[BEGIN Information supplied]
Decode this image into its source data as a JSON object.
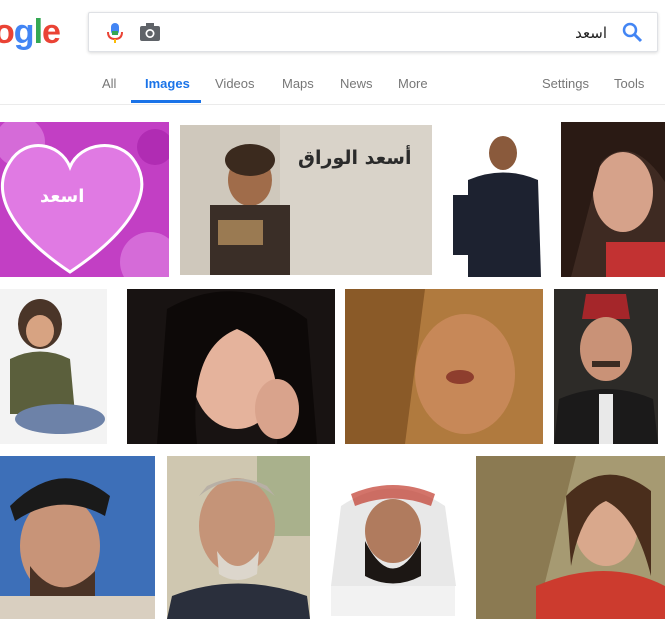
{
  "logo": {
    "letters": [
      "o",
      "g",
      "l",
      "e"
    ],
    "colors": [
      "#ea4335",
      "#4285f4",
      "#34a853",
      "#ea4335"
    ]
  },
  "search": {
    "query": "اسعد"
  },
  "tabs": {
    "all": "All",
    "images": "Images",
    "videos": "Videos",
    "maps": "Maps",
    "news": "News",
    "more": "More",
    "settings": "Settings",
    "tools": "Tools"
  },
  "images": {
    "heart_text": "اسعد",
    "poster_text": "أسعد الوراق"
  },
  "colors": {
    "accent": "#1a73e8",
    "tab_text": "#777777"
  }
}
[END Information supplied]
- _Stated problem_
Exactly reproduce the entries above, minus the pictures.

- _The output_
Decode this image into its source data as a JSON object.
{
  "logo": {
    "letters": [
      "o",
      "g",
      "l",
      "e"
    ],
    "colors": [
      "#ea4335",
      "#4285f4",
      "#34a853",
      "#ea4335"
    ]
  },
  "search": {
    "query": "اسعد"
  },
  "tabs": {
    "all": "All",
    "images": "Images",
    "videos": "Videos",
    "maps": "Maps",
    "news": "News",
    "more": "More",
    "settings": "Settings",
    "tools": "Tools"
  },
  "images": {
    "heart_text": "اسعد",
    "poster_text": "أسعد الوراق"
  },
  "colors": {
    "accent": "#1a73e8",
    "tab_text": "#777777"
  }
}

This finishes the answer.